• _TEXT SHOWN_
A native Python interface wrapping AzCopy for bulk data transfer to and from Azure Blob Storage.
Project description
Azpype 🚀
A Python wrapper for AzCopy that feels native and gets out of your way.
Why Azpype?
Performance: AzCopy, written in Go, significantly outperforms Python's Azure SDK for bulk transfers. Go's goroutines provide true parallelism for file I/O and network operations, while Python's GIL limits concurrency. For large-scale transfers, AzCopy can be 5-10x faster.
Python Integration: But switching between Python and bash scripts breaks your workflow. Azpype solves this by wrapping AzCopy in a native Python interface. Now you can:
- Write pure Python scripts with data processing before and after transfers
- Capture and parse output programmatically
- Handle errors with try/except blocks
- Integrate with your existing Python data pipeline
Additional Benefits:
- Zero-configuration setup - Bundles the right AzCopy binary for your platform
- Smart defaults - YAML config for common settings, override with kwargs when needed
- Rich logging - Structured logs with loguru, daily rotation, and visual command output
- Built-in validation - Checks auth, network, and paths before executing
- Job management - List, resume, and recover failed transfers programmatically
Installation
pip install azpype
That's it. Azpype automatically:
- Downloads the appropriate AzCopy binary (v10.18.1) for your platform
- Creates a config directory at
~/.azpype/ - Sets up a default configuration file
Quick Start
Basic Copy Operation
from azpype.commands.copy import Copy
# Upload a local directory to Azure Blob Storage
Copy(
source="./data",
destination="https://myaccount.blob.core.windows.net/mycontainer/"
).execute()
# Download from Azure to local
Copy(
source="https://myaccount.blob.core.windows.net/mycontainer/data/",
destination="./downloads"
).execute()

• _WHAT THE EXERCISE ASKS_
Continue the Azpype project description past its final download example, carrying on in the same style.

• _ENTRIES PROVIDED_
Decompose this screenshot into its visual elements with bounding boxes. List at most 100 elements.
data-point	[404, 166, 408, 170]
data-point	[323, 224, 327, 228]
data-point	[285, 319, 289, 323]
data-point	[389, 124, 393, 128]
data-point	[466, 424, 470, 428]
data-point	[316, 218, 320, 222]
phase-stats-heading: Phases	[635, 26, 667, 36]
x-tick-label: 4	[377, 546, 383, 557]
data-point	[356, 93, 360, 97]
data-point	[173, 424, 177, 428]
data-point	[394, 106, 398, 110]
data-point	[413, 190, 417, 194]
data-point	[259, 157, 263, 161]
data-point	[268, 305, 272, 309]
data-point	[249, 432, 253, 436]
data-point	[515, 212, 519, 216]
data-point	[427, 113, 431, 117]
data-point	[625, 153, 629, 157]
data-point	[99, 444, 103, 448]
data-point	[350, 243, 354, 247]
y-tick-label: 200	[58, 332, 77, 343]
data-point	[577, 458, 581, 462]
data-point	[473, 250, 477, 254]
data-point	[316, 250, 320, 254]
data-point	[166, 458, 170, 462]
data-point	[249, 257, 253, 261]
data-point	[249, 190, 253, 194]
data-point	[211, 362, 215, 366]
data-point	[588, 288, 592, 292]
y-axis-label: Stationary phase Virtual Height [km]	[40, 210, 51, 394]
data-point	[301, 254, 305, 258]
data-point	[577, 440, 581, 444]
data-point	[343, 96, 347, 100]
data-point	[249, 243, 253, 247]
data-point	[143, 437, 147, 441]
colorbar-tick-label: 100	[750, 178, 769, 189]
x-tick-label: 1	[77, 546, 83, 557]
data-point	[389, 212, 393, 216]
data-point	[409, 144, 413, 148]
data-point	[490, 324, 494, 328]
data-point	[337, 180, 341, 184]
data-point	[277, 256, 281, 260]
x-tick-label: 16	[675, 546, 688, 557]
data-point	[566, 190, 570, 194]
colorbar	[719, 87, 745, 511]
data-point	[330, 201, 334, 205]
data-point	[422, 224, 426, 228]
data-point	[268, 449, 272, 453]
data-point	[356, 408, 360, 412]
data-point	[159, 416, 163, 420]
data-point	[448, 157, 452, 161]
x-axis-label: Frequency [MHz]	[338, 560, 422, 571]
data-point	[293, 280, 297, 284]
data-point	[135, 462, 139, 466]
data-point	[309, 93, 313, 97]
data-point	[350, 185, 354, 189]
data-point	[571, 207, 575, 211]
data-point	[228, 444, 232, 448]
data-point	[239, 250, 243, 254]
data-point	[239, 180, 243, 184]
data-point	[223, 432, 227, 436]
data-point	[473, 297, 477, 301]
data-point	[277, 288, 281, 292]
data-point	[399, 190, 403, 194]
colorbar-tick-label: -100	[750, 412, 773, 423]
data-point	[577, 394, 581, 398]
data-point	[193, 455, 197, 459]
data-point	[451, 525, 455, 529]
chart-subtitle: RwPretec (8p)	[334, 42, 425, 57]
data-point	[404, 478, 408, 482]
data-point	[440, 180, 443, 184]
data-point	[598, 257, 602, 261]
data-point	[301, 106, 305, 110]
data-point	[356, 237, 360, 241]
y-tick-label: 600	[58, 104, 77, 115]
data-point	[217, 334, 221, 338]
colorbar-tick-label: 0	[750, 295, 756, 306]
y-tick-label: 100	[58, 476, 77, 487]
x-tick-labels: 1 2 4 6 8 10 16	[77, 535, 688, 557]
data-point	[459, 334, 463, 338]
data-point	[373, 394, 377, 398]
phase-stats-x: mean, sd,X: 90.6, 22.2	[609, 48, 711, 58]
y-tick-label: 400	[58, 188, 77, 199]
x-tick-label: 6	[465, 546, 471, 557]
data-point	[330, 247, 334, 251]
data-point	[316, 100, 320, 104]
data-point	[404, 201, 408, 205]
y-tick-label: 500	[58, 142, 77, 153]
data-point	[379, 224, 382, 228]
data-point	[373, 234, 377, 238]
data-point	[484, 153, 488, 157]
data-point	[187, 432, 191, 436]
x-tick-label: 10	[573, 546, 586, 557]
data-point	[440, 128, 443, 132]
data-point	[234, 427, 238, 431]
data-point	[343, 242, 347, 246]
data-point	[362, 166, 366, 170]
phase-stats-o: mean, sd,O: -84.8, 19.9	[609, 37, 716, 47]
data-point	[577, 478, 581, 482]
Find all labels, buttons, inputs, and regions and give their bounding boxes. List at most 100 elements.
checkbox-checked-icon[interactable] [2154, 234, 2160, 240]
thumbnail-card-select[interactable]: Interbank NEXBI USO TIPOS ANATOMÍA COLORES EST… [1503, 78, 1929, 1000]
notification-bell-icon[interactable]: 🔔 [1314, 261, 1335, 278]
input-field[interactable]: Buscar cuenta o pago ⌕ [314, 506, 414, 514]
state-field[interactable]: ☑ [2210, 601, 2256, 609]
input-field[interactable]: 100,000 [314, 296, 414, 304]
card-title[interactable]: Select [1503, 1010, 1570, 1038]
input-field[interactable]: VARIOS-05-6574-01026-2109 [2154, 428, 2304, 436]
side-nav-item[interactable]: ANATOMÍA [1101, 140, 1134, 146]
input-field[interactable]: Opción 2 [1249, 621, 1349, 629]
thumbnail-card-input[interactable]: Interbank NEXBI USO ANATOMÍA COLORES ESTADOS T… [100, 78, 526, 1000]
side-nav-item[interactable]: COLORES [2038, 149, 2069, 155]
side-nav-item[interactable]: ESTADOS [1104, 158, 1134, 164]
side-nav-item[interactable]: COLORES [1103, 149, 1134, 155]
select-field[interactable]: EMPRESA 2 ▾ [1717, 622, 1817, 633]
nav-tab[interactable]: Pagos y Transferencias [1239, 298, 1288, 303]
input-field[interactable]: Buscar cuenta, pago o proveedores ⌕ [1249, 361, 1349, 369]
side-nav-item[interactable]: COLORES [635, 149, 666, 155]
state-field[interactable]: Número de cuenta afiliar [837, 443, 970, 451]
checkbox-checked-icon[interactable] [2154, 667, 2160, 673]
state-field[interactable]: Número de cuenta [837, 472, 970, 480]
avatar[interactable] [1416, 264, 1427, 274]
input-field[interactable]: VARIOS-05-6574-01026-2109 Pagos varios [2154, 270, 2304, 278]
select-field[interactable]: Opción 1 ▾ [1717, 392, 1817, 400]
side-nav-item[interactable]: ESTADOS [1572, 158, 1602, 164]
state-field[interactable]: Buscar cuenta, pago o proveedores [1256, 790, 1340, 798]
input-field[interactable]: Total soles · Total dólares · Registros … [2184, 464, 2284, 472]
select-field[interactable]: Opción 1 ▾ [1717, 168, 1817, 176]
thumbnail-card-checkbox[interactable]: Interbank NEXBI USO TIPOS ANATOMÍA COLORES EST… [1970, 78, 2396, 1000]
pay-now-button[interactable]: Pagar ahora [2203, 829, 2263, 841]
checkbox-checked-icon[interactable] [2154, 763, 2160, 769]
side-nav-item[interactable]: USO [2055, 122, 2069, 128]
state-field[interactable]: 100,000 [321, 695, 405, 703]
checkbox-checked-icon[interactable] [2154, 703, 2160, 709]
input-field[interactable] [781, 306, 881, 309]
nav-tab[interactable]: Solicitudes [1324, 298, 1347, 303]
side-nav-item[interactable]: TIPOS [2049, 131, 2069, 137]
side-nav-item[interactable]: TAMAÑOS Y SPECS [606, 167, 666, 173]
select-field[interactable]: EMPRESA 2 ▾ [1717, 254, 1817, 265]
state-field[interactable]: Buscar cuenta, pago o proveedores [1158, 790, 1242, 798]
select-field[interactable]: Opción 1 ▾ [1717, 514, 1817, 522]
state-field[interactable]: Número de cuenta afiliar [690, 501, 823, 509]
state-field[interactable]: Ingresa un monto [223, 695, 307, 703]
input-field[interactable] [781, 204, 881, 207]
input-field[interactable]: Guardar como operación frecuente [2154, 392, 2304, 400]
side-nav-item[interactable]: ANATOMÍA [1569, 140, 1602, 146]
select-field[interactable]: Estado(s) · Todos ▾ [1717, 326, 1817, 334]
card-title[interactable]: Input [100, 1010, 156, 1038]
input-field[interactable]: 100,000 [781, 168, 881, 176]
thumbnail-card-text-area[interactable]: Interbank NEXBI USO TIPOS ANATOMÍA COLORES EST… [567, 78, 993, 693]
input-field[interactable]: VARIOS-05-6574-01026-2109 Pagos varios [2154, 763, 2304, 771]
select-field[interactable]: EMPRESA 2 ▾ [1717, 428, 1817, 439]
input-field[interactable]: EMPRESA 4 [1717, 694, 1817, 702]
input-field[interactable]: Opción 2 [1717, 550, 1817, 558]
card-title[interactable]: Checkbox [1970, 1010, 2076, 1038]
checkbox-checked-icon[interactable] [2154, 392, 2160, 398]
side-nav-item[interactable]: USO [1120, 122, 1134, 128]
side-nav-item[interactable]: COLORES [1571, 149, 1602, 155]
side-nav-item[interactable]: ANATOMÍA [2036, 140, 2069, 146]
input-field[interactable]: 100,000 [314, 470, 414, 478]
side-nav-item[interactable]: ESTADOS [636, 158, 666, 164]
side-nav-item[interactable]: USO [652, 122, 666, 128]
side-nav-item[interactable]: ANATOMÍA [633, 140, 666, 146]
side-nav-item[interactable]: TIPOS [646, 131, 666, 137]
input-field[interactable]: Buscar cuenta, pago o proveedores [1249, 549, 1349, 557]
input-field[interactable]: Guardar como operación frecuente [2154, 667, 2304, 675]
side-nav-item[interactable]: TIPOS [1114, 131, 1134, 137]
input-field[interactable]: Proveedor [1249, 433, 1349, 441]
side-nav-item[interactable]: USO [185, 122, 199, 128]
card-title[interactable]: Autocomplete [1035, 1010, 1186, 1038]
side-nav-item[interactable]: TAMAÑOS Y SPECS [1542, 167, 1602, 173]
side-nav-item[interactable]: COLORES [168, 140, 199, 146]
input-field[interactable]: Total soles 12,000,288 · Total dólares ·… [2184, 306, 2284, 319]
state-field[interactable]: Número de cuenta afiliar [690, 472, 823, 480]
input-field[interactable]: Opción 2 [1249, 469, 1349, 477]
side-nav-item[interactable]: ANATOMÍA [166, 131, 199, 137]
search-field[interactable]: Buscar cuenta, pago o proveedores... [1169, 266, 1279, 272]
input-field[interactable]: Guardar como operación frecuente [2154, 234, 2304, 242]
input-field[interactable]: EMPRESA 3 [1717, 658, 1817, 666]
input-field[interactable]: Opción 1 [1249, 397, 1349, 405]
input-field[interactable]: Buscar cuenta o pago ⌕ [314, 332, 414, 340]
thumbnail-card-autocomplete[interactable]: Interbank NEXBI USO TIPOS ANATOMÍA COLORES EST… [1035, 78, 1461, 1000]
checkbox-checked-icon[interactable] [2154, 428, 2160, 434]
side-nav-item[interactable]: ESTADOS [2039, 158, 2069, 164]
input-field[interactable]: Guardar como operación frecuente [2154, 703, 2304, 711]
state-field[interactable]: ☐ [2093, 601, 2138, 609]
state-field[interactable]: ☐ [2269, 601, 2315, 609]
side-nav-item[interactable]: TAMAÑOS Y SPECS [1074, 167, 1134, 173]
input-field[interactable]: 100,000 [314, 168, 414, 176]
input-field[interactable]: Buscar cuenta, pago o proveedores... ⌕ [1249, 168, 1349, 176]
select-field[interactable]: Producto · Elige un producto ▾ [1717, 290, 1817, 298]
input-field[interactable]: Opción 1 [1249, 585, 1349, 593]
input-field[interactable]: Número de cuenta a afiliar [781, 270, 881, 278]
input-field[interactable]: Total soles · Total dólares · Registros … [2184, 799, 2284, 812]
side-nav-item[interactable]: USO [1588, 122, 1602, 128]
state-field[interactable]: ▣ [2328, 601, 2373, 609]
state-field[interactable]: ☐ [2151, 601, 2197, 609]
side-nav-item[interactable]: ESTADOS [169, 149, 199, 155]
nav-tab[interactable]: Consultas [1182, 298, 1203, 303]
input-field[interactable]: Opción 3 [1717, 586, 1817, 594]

• _OUTPUT OF THE TASK_
Working with Return Values
The execute() method returns a tuple of (exit_code, output):
# Capture and inspect the results
exit_code, output = Copy(
source="./data",
destination="https://myaccount.blob.core.windows.net/mycontainer/"
).execute()
if exit_code == 0:
print("Transfer successful!")
# Parse the output for job details
if "Job" in output:
job_id = output.split("Job ")[1].split(" ")[0]
print(f"Job ID: {job_id}")
else:
print(f"Transfer failed with code: {exit_code}")
# Use in your data pipeline
def process_and_upload(data_path):
# Pre-process data
prepare_data(data_path)
# Upload with error handling
exit_code, output = Copy(
source=data_path,
destination="https://myaccount.blob.core.windows.net/processed/"
).execute()
if exit_code != 0:
raise Exception(f"Upload failed: {output}")
# Continue with post-processing
cleanup_local_data(data_path)
return output
Authentication
Service Principal (Recommended)
Set these environment variables:
import os
os.environ["AZCOPY_TENANT_ID"] = "your-tenant-id"
os.environ["AZCOPY_SPA_APPLICATION_ID"] = "your-app-id"
os.environ["AZCOPY_SPA_CLIENT_SECRET"] = "your-secret"
os.environ["AZCOPY_AUTO_LOGIN_TYPE"] = "SPN"
Or use a .env file:
# .env
AZCOPY_TENANT_ID=your-tenant-id
AZCOPY_SPA_APPLICATION_ID=your-app-id
AZCOPY_SPA_CLIENT_SECRET=your-secret
AZCOPY_AUTO_LOGIN_TYPE=SPN
from dotenv import load_dotenv
load_dotenv()
from azpype.commands.copy import Copy
Copy(source, destination).execute()
SAS Token
Pass the token directly (without the leading ?):
Copy(
source="./data",
destination="https://myaccount.blob.core.windows.net/mycontainer/",
sas_token="sv=2021-12-02&ss=b&srt=sco&sp=rwdlacyx..."
).execute()
Configuration System
Azpype uses a two-level configuration system:
1. YAML Config File (Defaults)
Located at ~/.azpype/copy_config.yaml:
# Overwrite strategy at destination
overwrite: 'ifSourceNewer' # Options: 'true', 'false', 'prompt', 'ifSourceNewer'
# Recursive copy for directories
recursive: true
# Create MD5 hashes during upload
put-md5: true
# Number of parallel transfers
concurrency: 16
2. Runtime Overrides (kwargs)
Override any config value at runtime:
Copy(
source="./data",
destination="https://...",
overwrite="true", # Override YAML setting
concurrency=32, # Increase parallelism
dry_run=True, # Test without copying
exclude_pattern="*.tmp" # Add exclusion pattern
).execute()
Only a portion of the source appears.